▶ Exercise goal
Pictures stay out; everything else in the records below is copied exactly.
-------- Supplied records
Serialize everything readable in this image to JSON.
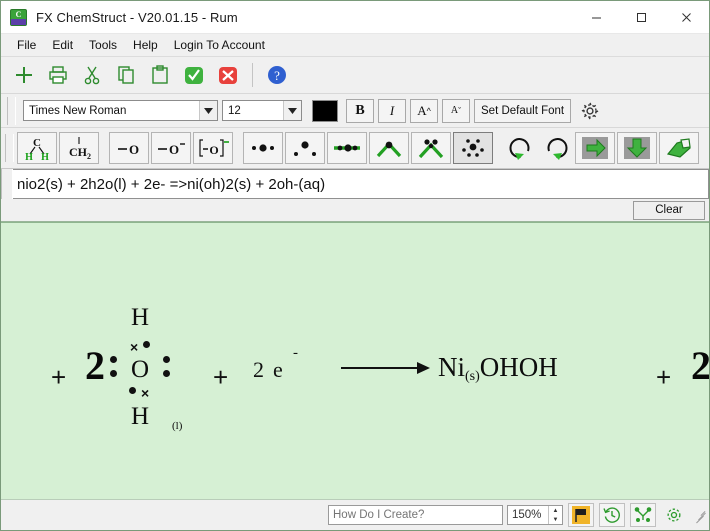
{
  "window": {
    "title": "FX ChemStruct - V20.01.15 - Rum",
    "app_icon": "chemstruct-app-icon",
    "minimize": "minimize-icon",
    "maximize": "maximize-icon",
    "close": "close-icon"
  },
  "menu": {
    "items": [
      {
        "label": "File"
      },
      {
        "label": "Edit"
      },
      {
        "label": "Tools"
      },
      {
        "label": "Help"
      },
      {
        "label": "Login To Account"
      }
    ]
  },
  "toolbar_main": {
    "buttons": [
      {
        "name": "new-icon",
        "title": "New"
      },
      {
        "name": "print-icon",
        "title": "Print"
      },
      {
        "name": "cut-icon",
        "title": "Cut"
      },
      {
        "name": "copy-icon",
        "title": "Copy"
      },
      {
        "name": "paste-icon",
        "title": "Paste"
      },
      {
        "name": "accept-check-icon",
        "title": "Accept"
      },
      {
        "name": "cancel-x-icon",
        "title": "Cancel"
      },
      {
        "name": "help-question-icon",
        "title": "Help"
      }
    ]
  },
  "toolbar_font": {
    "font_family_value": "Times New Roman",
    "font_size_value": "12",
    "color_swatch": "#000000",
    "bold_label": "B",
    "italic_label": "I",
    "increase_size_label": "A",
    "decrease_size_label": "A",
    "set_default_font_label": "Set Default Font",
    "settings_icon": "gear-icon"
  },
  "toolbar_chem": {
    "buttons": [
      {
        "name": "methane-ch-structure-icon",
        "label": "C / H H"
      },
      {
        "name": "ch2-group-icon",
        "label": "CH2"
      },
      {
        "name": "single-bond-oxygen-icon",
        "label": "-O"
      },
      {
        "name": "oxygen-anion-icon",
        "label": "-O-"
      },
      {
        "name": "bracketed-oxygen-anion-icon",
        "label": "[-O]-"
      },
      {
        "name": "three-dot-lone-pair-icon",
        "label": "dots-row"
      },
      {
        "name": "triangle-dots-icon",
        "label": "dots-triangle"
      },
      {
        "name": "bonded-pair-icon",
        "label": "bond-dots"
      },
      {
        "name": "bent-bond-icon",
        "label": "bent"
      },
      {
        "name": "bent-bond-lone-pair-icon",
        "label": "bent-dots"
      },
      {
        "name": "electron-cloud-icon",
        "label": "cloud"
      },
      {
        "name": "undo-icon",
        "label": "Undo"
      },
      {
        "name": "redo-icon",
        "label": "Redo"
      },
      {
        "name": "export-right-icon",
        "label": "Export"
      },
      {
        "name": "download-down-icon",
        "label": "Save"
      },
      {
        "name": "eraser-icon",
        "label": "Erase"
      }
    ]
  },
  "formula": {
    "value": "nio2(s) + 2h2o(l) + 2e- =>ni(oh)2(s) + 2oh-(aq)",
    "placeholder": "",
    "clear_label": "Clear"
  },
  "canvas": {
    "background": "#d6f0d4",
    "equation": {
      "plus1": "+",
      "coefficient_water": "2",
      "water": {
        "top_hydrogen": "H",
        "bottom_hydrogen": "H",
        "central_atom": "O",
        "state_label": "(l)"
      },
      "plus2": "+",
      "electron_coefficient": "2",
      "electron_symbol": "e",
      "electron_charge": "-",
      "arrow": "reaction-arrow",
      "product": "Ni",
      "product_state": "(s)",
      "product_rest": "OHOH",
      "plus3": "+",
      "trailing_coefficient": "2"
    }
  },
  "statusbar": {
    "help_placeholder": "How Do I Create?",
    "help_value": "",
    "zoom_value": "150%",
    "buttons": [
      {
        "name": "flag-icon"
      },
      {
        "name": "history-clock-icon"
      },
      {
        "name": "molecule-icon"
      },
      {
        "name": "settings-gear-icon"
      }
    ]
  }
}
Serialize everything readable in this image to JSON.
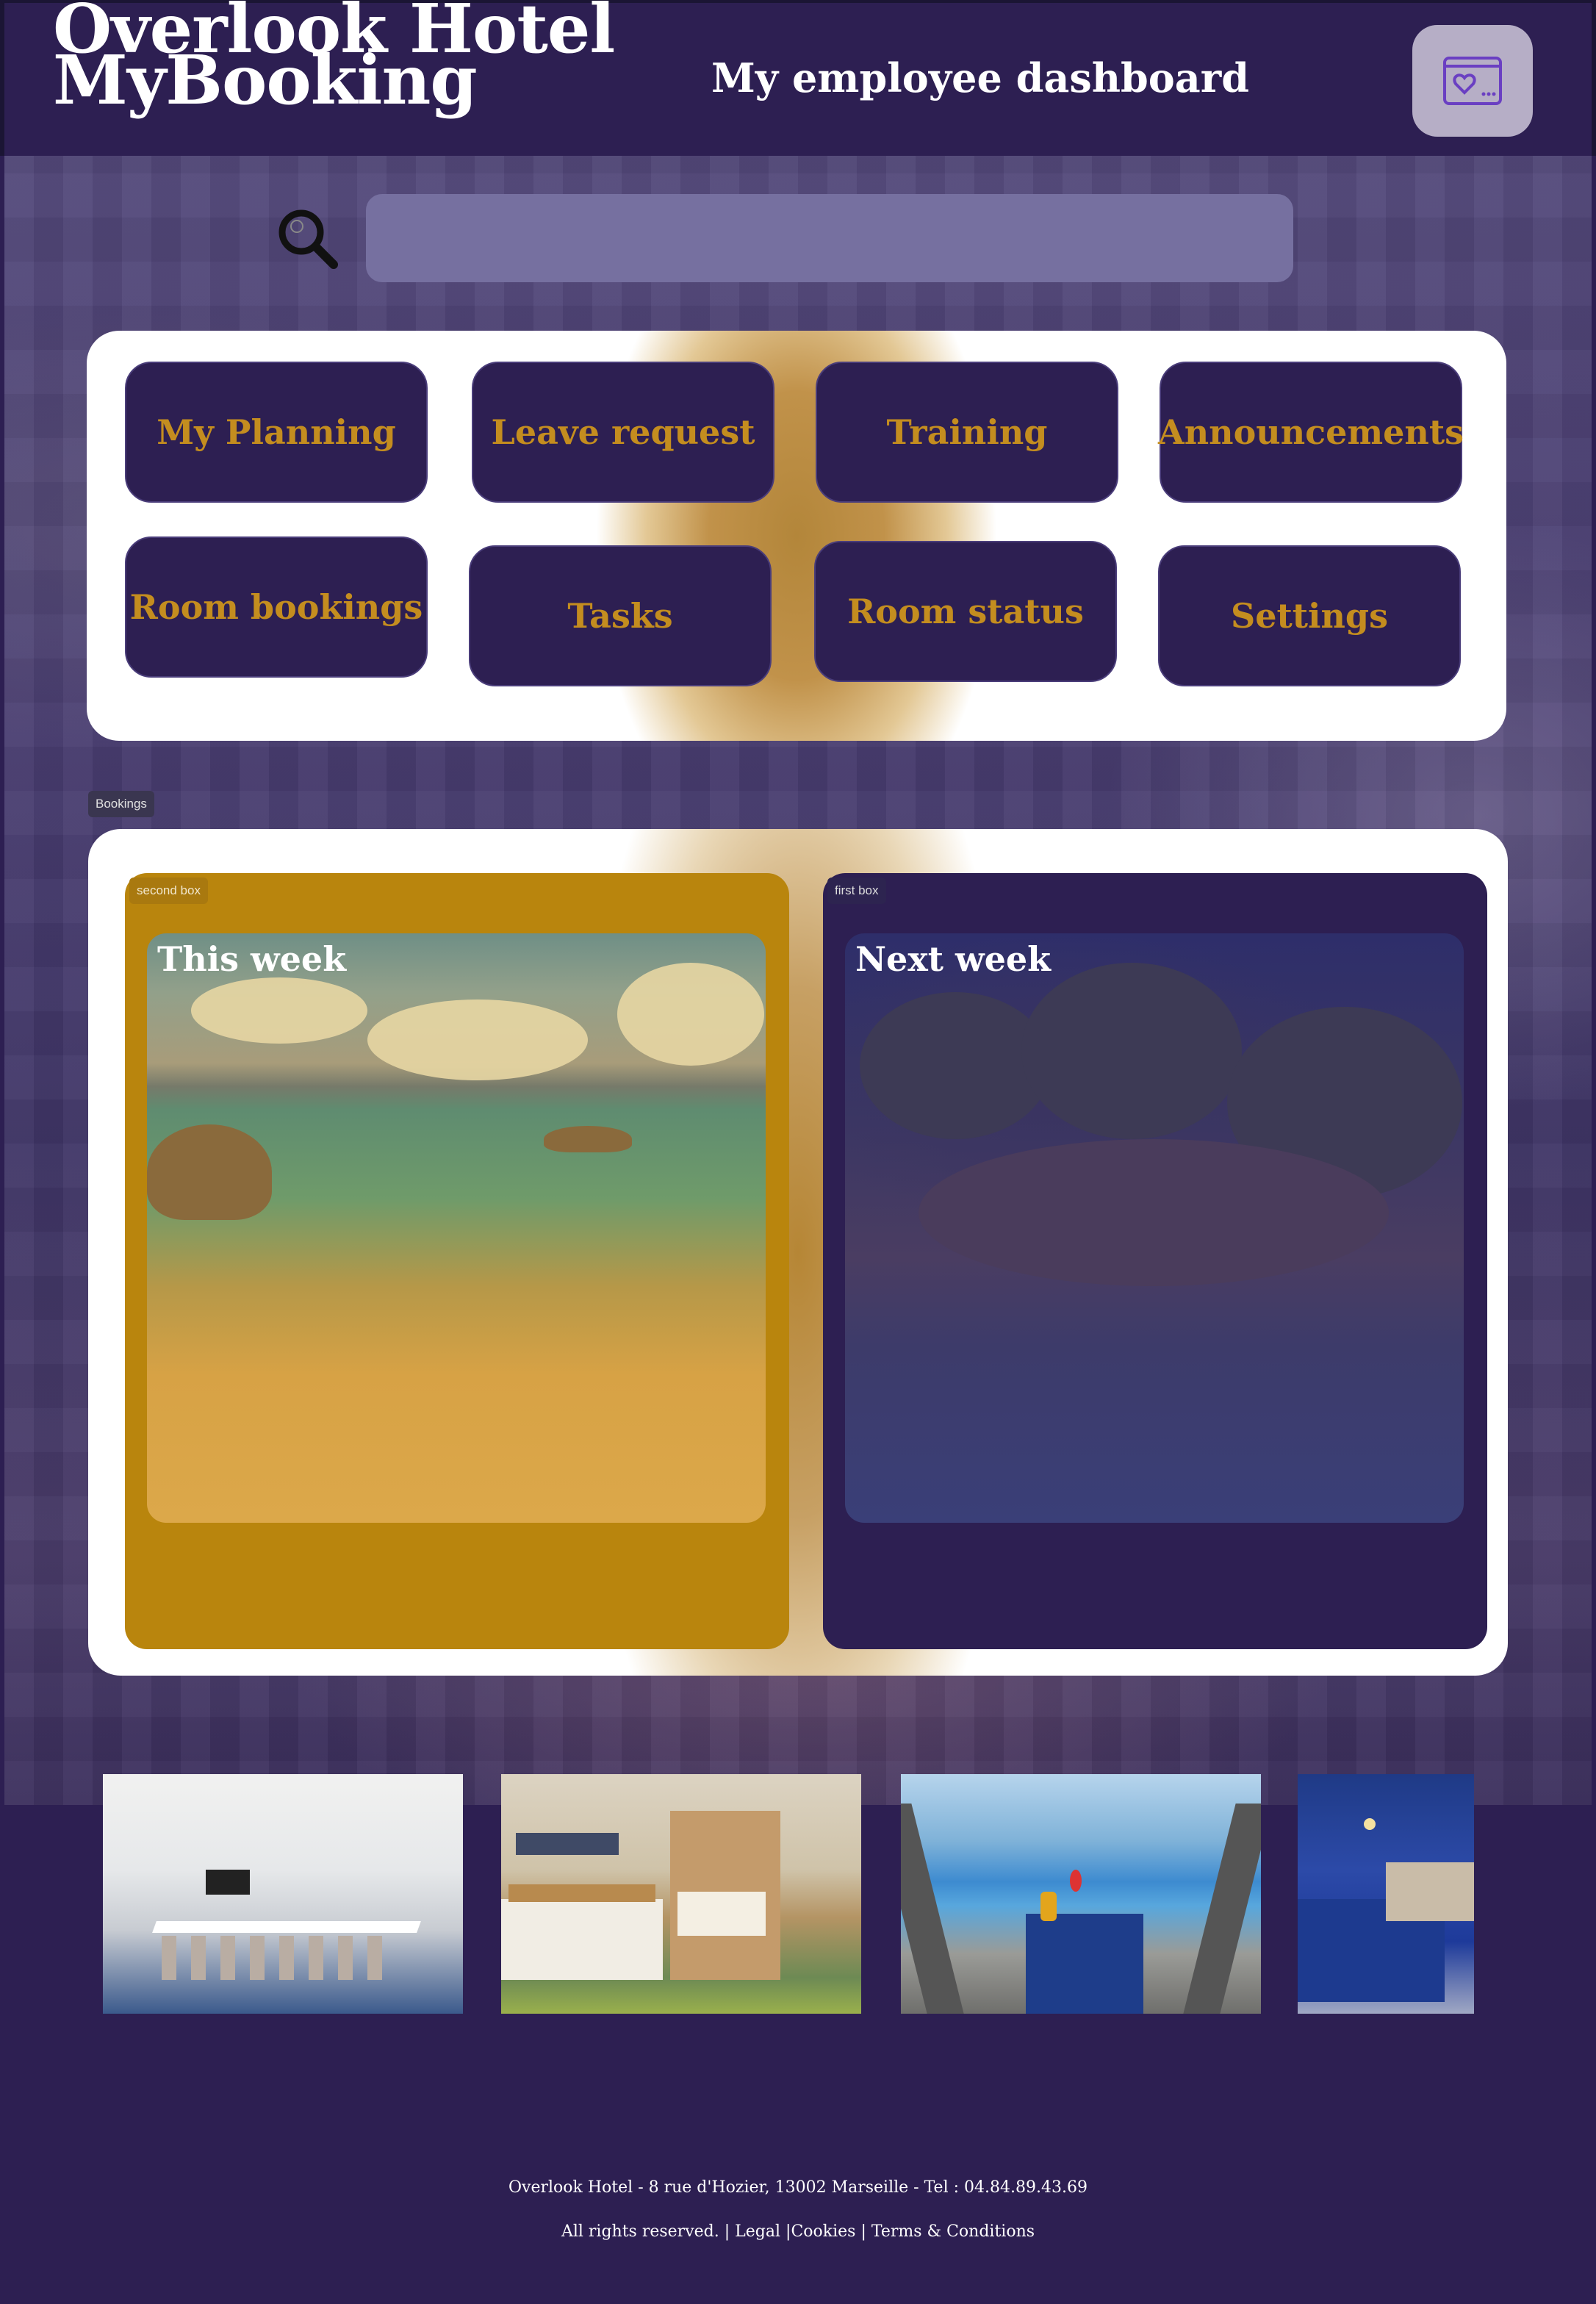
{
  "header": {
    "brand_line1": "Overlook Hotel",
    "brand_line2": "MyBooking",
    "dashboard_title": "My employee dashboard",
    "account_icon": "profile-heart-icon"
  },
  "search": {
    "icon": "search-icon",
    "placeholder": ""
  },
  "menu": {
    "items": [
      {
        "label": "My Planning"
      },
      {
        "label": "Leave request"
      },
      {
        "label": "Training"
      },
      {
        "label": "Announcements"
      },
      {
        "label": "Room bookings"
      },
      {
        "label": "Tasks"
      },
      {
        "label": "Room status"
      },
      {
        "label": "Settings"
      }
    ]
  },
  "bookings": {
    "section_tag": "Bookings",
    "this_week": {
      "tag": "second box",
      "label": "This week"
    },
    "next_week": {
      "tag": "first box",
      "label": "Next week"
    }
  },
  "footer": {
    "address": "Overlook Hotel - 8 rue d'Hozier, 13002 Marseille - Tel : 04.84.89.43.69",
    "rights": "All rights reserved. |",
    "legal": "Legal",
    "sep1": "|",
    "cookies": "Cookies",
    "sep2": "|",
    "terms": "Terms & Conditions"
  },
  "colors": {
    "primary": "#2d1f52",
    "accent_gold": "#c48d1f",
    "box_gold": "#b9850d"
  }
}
----------------
▶ Task solution
Serialize everything readable in this image to JSON.
{
  "window": {
    "title": "FX ChemStruct - V20.01.15 - Rum",
    "app_icon": "chemstruct-app-icon",
    "minimize": "minimize-icon",
    "maximize": "maximize-icon",
    "close": "close-icon"
  },
  "menu": {
    "items": [
      {
        "label": "File"
      },
      {
        "label": "Edit"
      },
      {
        "label": "Tools"
      },
      {
        "label": "Help"
      },
      {
        "label": "Login To Account"
      }
    ]
  },
  "toolbar_main": {
    "buttons": [
      {
        "name": "new-icon",
        "title": "New"
      },
      {
        "name": "print-icon",
        "title": "Print"
      },
      {
        "name": "cut-icon",
        "title": "Cut"
      },
      {
        "name": "copy-icon",
        "title": "Copy"
      },
      {
        "name": "paste-icon",
        "title": "Paste"
      },
      {
        "name": "accept-check-icon",
        "title": "Accept"
      },
      {
        "name": "cancel-x-icon",
        "title": "Cancel"
      },
      {
        "name": "help-question-icon",
        "title": "Help"
      }
    ]
  },
  "toolbar_font": {
    "font_family_value": "Times New Roman",
    "font_size_value": "12",
    "color_swatch": "#000000",
    "bold_label": "B",
    "italic_label": "I",
    "increase_size_label": "A",
    "decrease_size_label": "A",
    "set_default_font_label": "Set Default Font",
    "settings_icon": "gear-icon"
  },
  "toolbar_chem": {
    "buttons": [
      {
        "name": "methane-ch-structure-icon",
        "label": "C / H H"
      },
      {
        "name": "ch2-group-icon",
        "label": "CH2"
      },
      {
        "name": "single-bond-oxygen-icon",
        "label": "-O"
      },
      {
        "name": "oxygen-anion-icon",
        "label": "-O-"
      },
      {
        "name": "bracketed-oxygen-anion-icon",
        "label": "[-O]-"
      },
      {
        "name": "three-dot-lone-pair-icon",
        "label": "dots-row"
      },
      {
        "name": "triangle-dots-icon",
        "label": "dots-triangle"
      },
      {
        "name": "bonded-pair-icon",
        "label": "bond-dots"
      },
      {
        "name": "bent-bond-icon",
        "label": "bent"
      },
      {
        "name": "bent-bond-lone-pair-icon",
        "label": "bent-dots"
      },
      {
        "name": "electron-cloud-icon",
        "label": "cloud"
      },
      {
        "name": "undo-icon",
        "label": "Undo"
      },
      {
        "name": "redo-icon",
        "label": "Redo"
      },
      {
        "name": "export-right-icon",
        "label": "Export"
      },
      {
        "name": "download-down-icon",
        "label": "Save"
      },
      {
        "name": "eraser-icon",
        "label": "Erase"
      }
    ]
  },
  "formula": {
    "value": "nio2(s) + 2h2o(l) + 2e- =>ni(oh)2(s) + 2oh-(aq)",
    "placeholder": "",
    "clear_label": "Clear"
  },
  "canvas": {
    "background": "#d6f0d4",
    "equation": {
      "plus1": "+",
      "coefficient_water": "2",
      "water": {
        "top_hydrogen": "H",
        "bottom_hydrogen": "H",
        "central_atom": "O",
        "state_label": "(l)"
      },
      "plus2": "+",
      "electron_coefficient": "2",
      "electron_symbol": "e",
      "electron_charge": "-",
      "arrow": "reaction-arrow",
      "product": "Ni",
      "product_state": "(s)",
      "product_rest": "OHOH",
      "plus3": "+",
      "trailing_coefficient": "2"
    }
  },
  "statusbar": {
    "help_placeholder": "How Do I Create?",
    "help_value": "",
    "zoom_value": "150%",
    "buttons": [
      {
        "name": "flag-icon"
      },
      {
        "name": "history-clock-icon"
      },
      {
        "name": "molecule-icon"
      },
      {
        "name": "settings-gear-icon"
      }
    ]
  }
}
Serialize everything readable in this image to JSON.
{
  "header": {
    "brand_line1": "Overlook Hotel",
    "brand_line2": "MyBooking",
    "dashboard_title": "My employee dashboard",
    "account_icon": "profile-heart-icon"
  },
  "search": {
    "icon": "search-icon",
    "placeholder": ""
  },
  "menu": {
    "items": [
      {
        "label": "My Planning"
      },
      {
        "label": "Leave request"
      },
      {
        "label": "Training"
      },
      {
        "label": "Announcements"
      },
      {
        "label": "Room bookings"
      },
      {
        "label": "Tasks"
      },
      {
        "label": "Room status"
      },
      {
        "label": "Settings"
      }
    ]
  },
  "bookings": {
    "section_tag": "Bookings",
    "this_week": {
      "tag": "second box",
      "label": "This week"
    },
    "next_week": {
      "tag": "first box",
      "label": "Next week"
    }
  },
  "footer": {
    "address": "Overlook Hotel - 8 rue d'Hozier, 13002 Marseille - Tel : 04.84.89.43.69",
    "rights": "All rights reserved. |",
    "legal": "Legal",
    "sep1": "|",
    "cookies": "Cookies",
    "sep2": "|",
    "terms": "Terms & Conditions"
  },
  "colors": {
    "primary": "#2d1f52",
    "accent_gold": "#c48d1f",
    "box_gold": "#b9850d"
  }
}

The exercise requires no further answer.